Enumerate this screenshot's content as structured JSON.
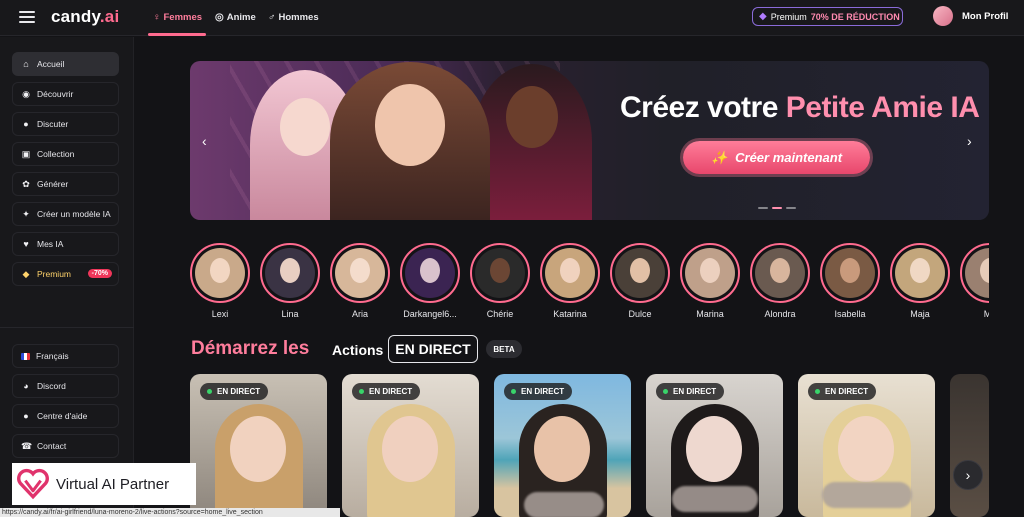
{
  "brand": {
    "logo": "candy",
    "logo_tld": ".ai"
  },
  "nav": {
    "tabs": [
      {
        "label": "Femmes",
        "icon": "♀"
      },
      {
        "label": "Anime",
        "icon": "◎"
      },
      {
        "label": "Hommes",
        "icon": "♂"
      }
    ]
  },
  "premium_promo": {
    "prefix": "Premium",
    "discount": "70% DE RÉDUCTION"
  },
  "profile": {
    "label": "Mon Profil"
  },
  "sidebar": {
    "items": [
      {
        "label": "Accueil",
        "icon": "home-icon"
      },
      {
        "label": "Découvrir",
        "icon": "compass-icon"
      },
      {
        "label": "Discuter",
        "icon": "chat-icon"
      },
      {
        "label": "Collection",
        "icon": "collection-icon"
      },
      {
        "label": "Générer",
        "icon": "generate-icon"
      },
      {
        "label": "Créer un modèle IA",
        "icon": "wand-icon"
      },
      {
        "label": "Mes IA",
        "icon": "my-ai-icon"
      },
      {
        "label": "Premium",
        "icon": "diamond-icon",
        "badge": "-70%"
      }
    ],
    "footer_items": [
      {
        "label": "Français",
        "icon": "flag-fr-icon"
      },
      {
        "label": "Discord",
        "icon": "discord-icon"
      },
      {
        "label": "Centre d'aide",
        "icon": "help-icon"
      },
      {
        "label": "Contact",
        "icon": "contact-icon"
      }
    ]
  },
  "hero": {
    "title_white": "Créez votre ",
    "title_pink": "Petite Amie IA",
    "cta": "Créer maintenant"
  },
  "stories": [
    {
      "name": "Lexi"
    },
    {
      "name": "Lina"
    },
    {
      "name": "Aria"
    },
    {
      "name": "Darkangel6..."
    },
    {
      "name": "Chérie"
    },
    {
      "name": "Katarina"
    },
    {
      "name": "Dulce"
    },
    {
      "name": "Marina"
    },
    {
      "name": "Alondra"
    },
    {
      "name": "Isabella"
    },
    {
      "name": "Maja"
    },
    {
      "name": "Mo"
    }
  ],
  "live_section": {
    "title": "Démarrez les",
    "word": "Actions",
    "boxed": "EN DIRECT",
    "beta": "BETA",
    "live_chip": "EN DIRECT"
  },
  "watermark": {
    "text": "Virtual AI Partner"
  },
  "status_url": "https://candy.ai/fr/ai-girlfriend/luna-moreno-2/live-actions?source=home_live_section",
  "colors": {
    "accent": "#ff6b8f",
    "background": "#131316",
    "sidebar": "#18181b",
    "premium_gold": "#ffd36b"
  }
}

++++

**What the task requires**
Output, exactly, all the records above; include no pictures.

**Exercise result**
Enumerate this screenshot's content as structured JSON.
{
  "brand": {
    "logo": "candy",
    "logo_tld": ".ai"
  },
  "nav": {
    "tabs": [
      {
        "label": "Femmes",
        "icon": "♀"
      },
      {
        "label": "Anime",
        "icon": "◎"
      },
      {
        "label": "Hommes",
        "icon": "♂"
      }
    ]
  },
  "premium_promo": {
    "prefix": "Premium",
    "discount": "70% DE RÉDUCTION"
  },
  "profile": {
    "label": "Mon Profil"
  },
  "sidebar": {
    "items": [
      {
        "label": "Accueil",
        "icon": "home-icon"
      },
      {
        "label": "Découvrir",
        "icon": "compass-icon"
      },
      {
        "label": "Discuter",
        "icon": "chat-icon"
      },
      {
        "label": "Collection",
        "icon": "collection-icon"
      },
      {
        "label": "Générer",
        "icon": "generate-icon"
      },
      {
        "label": "Créer un modèle IA",
        "icon": "wand-icon"
      },
      {
        "label": "Mes IA",
        "icon": "my-ai-icon"
      },
      {
        "label": "Premium",
        "icon": "diamond-icon",
        "badge": "-70%"
      }
    ],
    "footer_items": [
      {
        "label": "Français",
        "icon": "flag-fr-icon"
      },
      {
        "label": "Discord",
        "icon": "discord-icon"
      },
      {
        "label": "Centre d'aide",
        "icon": "help-icon"
      },
      {
        "label": "Contact",
        "icon": "contact-icon"
      }
    ]
  },
  "hero": {
    "title_white": "Créez votre ",
    "title_pink": "Petite Amie IA",
    "cta": "Créer maintenant"
  },
  "stories": [
    {
      "name": "Lexi"
    },
    {
      "name": "Lina"
    },
    {
      "name": "Aria"
    },
    {
      "name": "Darkangel6..."
    },
    {
      "name": "Chérie"
    },
    {
      "name": "Katarina"
    },
    {
      "name": "Dulce"
    },
    {
      "name": "Marina"
    },
    {
      "name": "Alondra"
    },
    {
      "name": "Isabella"
    },
    {
      "name": "Maja"
    },
    {
      "name": "Mo"
    }
  ],
  "live_section": {
    "title": "Démarrez les",
    "word": "Actions",
    "boxed": "EN DIRECT",
    "beta": "BETA",
    "live_chip": "EN DIRECT"
  },
  "watermark": {
    "text": "Virtual AI Partner"
  },
  "status_url": "https://candy.ai/fr/ai-girlfriend/luna-moreno-2/live-actions?source=home_live_section",
  "colors": {
    "accent": "#ff6b8f",
    "background": "#131316",
    "sidebar": "#18181b",
    "premium_gold": "#ffd36b"
  }
}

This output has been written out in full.